* BEGIN RECORDS TO PROCESS *

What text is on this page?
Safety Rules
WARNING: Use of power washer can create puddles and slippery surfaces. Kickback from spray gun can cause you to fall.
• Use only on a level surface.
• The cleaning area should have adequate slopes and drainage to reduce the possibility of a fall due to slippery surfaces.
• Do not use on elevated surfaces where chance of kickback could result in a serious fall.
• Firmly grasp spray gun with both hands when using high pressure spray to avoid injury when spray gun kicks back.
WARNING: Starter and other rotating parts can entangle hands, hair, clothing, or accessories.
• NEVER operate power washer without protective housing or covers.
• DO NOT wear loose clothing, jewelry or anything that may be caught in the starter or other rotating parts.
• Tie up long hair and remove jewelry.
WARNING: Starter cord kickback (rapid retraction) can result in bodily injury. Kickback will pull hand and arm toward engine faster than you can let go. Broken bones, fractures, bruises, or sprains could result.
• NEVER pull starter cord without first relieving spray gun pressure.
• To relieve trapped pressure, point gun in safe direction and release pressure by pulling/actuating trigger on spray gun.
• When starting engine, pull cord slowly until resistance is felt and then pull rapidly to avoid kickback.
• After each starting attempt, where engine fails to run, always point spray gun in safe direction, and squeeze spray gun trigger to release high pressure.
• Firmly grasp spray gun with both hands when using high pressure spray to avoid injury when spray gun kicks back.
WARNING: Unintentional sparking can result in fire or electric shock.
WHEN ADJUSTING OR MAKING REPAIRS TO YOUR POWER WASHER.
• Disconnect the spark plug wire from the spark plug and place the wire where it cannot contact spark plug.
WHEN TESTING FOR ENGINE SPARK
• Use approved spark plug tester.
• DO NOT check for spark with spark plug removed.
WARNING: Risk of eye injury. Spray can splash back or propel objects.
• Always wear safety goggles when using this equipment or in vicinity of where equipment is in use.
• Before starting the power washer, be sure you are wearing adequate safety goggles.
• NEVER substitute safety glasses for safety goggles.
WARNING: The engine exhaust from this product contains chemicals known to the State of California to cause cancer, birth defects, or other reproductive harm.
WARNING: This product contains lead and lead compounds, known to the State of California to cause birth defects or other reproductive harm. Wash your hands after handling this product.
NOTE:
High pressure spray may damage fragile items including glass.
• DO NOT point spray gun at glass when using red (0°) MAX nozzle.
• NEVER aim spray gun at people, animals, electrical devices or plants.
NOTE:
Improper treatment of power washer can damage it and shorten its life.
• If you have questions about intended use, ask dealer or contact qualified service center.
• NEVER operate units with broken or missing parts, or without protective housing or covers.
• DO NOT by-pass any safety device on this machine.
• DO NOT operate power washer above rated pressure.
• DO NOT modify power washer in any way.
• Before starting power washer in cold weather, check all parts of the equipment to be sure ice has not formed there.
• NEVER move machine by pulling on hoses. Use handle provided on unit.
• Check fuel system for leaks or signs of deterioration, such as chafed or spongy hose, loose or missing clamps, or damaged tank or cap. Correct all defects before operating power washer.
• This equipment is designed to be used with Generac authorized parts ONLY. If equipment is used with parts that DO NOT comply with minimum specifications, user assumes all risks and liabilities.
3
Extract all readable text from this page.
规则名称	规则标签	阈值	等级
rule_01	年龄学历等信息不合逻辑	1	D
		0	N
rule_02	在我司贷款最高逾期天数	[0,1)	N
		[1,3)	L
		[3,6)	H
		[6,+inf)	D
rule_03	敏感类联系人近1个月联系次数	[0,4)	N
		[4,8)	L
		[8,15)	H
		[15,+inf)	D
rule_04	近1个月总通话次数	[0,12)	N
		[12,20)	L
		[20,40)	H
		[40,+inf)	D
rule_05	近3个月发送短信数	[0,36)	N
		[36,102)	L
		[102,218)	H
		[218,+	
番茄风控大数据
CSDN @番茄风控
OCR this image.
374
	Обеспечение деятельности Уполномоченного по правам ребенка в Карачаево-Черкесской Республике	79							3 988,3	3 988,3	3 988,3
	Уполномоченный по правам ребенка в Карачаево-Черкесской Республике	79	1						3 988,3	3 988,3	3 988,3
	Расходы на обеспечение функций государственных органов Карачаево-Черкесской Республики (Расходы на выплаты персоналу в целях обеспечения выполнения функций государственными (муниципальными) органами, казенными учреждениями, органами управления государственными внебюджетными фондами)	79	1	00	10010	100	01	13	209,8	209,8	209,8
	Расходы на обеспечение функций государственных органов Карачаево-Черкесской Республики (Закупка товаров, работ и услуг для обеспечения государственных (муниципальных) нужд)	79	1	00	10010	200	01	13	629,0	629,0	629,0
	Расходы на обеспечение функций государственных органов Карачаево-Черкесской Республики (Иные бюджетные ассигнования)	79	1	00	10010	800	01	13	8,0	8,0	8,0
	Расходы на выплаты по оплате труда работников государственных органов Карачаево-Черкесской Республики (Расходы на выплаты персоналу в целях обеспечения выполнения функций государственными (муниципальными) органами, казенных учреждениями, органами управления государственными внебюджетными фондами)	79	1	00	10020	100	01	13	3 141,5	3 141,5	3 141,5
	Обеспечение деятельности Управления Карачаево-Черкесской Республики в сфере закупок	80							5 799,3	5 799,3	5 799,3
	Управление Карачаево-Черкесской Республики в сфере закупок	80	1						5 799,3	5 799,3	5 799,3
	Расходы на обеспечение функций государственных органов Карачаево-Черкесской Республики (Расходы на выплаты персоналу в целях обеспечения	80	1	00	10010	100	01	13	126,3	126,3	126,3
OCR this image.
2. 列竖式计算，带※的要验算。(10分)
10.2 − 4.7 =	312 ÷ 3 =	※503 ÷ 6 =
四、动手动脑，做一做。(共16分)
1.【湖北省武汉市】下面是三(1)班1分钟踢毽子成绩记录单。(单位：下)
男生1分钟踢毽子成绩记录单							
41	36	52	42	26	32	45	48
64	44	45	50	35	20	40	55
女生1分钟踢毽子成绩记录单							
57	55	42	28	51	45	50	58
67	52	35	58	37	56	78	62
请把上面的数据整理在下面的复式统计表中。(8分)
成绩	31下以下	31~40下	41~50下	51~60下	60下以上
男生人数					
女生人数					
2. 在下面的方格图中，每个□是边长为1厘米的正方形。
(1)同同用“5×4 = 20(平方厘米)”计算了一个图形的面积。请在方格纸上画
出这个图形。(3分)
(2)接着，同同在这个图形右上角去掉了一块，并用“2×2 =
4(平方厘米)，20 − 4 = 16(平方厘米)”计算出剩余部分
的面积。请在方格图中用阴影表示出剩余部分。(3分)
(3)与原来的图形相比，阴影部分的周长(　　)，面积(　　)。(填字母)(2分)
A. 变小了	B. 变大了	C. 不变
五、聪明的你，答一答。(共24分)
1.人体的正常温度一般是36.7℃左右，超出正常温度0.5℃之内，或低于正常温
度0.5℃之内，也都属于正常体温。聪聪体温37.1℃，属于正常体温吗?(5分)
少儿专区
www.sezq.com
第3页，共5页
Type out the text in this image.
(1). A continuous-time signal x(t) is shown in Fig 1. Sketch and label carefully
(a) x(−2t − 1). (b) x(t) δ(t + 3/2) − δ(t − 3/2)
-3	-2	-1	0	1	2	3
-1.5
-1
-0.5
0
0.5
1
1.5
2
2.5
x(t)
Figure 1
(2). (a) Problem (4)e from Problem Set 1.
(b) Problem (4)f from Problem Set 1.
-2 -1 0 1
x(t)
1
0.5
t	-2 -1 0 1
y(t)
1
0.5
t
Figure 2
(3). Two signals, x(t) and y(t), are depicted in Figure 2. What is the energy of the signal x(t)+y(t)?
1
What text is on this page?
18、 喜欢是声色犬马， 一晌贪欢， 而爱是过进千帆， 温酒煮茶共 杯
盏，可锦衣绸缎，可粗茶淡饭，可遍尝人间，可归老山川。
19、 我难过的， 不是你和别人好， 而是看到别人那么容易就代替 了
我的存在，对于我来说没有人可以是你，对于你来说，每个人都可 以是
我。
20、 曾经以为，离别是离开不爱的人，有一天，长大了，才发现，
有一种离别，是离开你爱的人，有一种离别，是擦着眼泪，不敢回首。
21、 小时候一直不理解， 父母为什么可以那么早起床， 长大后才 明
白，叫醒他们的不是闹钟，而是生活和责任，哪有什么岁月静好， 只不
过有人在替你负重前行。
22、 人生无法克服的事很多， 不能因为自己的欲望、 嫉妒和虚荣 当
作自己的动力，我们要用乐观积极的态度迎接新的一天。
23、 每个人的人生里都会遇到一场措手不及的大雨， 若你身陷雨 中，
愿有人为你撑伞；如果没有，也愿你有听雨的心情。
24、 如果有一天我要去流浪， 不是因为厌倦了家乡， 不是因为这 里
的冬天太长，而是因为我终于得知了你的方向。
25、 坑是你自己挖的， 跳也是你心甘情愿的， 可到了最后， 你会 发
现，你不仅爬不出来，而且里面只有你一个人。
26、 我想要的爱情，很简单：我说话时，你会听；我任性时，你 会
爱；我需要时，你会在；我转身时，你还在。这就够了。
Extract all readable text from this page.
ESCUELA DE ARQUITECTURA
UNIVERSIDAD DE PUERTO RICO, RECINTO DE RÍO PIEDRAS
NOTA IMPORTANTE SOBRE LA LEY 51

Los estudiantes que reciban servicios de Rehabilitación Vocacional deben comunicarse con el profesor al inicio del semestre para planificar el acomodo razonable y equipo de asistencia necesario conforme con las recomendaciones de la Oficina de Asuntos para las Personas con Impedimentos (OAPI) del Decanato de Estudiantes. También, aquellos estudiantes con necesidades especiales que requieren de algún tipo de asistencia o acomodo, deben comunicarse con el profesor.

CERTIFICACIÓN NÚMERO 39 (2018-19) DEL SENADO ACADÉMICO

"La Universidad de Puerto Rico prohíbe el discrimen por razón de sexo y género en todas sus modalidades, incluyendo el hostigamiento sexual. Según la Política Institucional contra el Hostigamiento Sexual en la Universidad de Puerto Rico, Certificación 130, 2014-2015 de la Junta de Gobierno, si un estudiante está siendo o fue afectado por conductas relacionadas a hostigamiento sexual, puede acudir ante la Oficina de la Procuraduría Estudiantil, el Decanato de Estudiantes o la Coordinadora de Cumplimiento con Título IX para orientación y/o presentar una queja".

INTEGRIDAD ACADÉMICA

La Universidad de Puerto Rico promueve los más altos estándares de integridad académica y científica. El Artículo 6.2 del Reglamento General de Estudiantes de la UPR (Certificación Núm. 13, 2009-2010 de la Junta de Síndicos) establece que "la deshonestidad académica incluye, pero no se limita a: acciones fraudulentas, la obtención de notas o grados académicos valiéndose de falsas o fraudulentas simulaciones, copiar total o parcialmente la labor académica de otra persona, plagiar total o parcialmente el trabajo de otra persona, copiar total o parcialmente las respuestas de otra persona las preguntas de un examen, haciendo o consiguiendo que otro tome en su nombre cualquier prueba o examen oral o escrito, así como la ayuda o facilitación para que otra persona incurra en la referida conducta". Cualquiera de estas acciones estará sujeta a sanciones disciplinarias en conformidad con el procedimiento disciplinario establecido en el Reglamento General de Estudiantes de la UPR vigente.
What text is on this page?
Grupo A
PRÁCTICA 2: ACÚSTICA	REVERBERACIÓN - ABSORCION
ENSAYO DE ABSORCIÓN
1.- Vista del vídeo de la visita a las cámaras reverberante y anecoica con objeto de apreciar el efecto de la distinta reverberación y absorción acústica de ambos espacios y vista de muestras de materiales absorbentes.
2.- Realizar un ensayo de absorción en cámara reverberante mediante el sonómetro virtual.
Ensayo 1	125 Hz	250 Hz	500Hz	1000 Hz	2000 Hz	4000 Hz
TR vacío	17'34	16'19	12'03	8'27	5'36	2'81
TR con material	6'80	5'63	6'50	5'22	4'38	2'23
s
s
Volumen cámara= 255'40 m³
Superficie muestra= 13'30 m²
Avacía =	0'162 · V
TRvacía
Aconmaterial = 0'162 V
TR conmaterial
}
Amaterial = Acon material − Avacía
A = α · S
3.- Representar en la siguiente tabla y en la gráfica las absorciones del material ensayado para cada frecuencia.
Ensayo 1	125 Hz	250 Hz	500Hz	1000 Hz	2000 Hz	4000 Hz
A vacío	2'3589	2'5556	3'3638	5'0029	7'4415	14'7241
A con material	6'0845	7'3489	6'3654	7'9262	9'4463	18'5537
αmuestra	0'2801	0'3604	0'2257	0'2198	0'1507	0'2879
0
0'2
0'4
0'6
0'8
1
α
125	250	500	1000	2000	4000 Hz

* END RECORDS TO PROCESS *

Copy all the lines above that hold the string "pulling".

• To relieve trapped pressure, point gun in safe direction and release pressure by pulling/actuating trigger on spray gun.
• NEVER move machine by pulling on hoses. Use handle provided on unit.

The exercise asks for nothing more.